= SHORT TASK =
Search the entries for the word "measures" and pull out each line that has it.

Rows from a figure dataset
══════════════════════════════
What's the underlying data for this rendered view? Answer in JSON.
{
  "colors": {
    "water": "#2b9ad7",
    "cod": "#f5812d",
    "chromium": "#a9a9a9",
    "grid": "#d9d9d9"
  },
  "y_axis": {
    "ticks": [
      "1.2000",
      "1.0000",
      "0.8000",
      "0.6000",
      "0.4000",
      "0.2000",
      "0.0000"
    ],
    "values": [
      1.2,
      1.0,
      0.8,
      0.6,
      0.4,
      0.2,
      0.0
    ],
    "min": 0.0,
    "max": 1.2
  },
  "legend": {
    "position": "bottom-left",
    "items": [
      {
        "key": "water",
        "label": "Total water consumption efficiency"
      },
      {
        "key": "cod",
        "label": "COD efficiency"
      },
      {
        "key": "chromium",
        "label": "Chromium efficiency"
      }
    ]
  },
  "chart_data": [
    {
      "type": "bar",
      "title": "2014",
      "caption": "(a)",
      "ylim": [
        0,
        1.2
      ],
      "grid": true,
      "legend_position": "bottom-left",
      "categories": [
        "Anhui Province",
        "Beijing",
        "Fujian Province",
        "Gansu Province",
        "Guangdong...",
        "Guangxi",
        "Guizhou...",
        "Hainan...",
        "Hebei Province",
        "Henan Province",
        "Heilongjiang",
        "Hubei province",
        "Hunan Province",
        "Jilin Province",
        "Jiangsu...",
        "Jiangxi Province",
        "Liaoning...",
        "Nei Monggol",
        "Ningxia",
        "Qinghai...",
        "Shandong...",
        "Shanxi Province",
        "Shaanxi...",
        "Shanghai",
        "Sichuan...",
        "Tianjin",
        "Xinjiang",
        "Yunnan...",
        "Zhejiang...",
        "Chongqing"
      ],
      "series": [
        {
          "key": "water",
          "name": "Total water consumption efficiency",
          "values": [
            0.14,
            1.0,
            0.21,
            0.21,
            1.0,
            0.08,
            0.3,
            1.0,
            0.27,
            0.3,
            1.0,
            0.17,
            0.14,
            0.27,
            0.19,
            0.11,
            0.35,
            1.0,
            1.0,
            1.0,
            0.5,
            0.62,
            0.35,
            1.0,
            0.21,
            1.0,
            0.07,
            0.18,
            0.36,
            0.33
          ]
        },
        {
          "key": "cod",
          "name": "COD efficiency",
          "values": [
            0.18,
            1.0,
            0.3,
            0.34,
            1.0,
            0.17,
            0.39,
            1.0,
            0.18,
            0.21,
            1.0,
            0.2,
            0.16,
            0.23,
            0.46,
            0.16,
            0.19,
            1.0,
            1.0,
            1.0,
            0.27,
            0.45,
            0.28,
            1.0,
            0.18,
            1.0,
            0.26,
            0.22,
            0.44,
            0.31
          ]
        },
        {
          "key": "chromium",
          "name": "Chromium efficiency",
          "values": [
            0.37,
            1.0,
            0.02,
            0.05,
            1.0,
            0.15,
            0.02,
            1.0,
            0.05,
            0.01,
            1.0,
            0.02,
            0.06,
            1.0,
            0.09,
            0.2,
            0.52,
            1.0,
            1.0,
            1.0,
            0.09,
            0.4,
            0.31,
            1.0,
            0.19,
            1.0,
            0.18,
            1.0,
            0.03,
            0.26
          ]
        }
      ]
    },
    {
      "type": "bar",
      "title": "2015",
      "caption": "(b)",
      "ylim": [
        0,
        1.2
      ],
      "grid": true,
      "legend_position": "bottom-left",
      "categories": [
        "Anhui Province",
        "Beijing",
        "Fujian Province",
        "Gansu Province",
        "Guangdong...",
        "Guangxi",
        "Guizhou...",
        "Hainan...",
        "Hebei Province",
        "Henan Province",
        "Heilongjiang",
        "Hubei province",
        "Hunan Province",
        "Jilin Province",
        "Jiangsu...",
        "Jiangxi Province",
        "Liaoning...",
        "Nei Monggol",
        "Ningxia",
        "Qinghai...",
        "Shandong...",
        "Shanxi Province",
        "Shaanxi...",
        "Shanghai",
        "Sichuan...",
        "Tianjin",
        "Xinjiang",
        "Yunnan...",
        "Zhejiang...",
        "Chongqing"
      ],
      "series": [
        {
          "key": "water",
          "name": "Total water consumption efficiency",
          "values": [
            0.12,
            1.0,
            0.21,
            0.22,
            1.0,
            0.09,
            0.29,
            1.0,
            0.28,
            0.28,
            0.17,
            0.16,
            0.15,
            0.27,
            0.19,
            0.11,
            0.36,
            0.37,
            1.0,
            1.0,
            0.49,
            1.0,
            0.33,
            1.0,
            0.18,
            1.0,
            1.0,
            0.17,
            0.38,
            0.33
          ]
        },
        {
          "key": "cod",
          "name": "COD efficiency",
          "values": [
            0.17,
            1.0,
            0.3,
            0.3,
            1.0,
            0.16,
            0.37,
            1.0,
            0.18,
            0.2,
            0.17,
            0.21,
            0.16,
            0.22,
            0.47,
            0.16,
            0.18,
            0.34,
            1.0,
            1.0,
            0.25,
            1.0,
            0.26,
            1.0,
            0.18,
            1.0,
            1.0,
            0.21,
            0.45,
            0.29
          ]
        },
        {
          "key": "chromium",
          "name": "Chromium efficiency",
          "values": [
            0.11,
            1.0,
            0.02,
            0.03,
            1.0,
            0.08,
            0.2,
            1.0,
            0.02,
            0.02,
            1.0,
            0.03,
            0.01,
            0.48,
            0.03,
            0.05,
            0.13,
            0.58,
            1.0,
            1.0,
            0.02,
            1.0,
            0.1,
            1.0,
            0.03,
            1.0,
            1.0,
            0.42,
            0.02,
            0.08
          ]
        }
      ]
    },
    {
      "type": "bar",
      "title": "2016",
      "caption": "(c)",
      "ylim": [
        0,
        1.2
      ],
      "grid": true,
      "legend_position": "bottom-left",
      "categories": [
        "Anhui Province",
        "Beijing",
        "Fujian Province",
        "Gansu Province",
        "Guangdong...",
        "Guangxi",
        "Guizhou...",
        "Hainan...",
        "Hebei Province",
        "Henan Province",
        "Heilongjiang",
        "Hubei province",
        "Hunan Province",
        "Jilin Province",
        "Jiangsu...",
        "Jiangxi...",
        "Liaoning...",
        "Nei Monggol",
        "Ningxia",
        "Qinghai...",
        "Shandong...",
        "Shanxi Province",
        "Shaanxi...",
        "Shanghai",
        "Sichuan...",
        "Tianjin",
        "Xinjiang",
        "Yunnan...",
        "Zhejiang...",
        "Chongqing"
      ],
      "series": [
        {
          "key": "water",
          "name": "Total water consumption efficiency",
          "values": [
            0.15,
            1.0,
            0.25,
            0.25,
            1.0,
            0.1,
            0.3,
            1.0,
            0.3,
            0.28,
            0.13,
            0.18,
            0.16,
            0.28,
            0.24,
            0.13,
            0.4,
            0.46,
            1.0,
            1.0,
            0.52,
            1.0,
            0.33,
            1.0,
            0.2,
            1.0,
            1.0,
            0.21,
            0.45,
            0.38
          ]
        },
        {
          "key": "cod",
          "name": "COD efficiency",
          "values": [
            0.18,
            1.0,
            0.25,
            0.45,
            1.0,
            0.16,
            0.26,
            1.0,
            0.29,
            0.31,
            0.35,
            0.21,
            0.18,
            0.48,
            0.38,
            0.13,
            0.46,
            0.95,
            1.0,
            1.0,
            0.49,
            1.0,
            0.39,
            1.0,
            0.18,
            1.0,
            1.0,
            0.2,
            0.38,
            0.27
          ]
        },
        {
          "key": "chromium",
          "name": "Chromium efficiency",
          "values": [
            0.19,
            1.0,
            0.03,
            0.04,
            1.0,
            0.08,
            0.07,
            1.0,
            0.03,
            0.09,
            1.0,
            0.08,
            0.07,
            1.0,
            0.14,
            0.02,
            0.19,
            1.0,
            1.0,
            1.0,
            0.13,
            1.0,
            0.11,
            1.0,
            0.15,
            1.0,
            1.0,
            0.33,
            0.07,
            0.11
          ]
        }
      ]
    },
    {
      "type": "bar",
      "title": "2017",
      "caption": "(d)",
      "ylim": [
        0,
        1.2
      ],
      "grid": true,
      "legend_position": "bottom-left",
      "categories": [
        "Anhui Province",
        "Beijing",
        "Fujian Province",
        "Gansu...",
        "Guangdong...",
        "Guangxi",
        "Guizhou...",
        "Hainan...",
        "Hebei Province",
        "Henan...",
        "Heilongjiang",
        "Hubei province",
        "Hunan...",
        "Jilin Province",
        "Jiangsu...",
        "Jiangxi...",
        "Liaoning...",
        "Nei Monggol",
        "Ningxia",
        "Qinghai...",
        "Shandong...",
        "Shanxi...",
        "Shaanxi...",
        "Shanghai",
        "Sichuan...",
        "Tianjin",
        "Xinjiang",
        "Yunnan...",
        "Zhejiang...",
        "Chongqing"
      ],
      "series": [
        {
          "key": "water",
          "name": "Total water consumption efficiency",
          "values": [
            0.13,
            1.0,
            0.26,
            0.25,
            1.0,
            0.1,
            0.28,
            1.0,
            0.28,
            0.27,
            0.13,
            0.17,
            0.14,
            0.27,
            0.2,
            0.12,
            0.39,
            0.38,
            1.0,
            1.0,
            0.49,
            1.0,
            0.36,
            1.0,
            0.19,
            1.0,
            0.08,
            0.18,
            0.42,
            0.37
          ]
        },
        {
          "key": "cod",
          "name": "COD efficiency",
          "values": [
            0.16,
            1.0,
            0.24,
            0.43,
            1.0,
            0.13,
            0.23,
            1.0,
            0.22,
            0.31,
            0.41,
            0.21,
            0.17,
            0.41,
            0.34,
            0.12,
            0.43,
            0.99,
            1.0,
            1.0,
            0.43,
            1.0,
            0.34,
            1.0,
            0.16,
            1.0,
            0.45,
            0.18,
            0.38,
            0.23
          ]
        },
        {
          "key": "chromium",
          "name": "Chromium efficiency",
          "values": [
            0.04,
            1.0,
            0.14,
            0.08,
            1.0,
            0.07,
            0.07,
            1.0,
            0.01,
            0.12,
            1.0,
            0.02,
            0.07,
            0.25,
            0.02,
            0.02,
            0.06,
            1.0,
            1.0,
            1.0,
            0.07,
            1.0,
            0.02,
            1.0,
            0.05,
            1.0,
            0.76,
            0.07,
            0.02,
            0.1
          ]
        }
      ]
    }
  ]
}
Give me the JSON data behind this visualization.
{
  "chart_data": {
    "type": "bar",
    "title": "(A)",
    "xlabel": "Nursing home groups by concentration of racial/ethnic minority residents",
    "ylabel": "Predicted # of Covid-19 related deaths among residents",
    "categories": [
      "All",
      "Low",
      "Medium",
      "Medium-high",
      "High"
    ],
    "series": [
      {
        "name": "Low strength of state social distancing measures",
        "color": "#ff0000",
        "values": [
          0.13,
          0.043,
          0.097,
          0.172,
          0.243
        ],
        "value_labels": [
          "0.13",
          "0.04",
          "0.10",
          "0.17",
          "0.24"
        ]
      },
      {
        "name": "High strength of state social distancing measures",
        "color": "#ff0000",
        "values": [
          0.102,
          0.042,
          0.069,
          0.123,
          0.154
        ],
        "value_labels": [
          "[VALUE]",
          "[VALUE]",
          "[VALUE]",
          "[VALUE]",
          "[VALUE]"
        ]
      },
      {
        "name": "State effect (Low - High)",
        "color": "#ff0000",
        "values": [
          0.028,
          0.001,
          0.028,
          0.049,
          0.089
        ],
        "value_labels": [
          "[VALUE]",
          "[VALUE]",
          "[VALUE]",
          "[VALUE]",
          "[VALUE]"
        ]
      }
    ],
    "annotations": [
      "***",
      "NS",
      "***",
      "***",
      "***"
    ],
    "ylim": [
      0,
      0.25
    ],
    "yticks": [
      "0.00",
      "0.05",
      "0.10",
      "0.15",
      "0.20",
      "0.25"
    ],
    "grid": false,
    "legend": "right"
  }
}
══════════════════════════════
= ANSWER =
        "name": "Low strength of state social distancing measures",
        "name": "High strength of state social distancing measures",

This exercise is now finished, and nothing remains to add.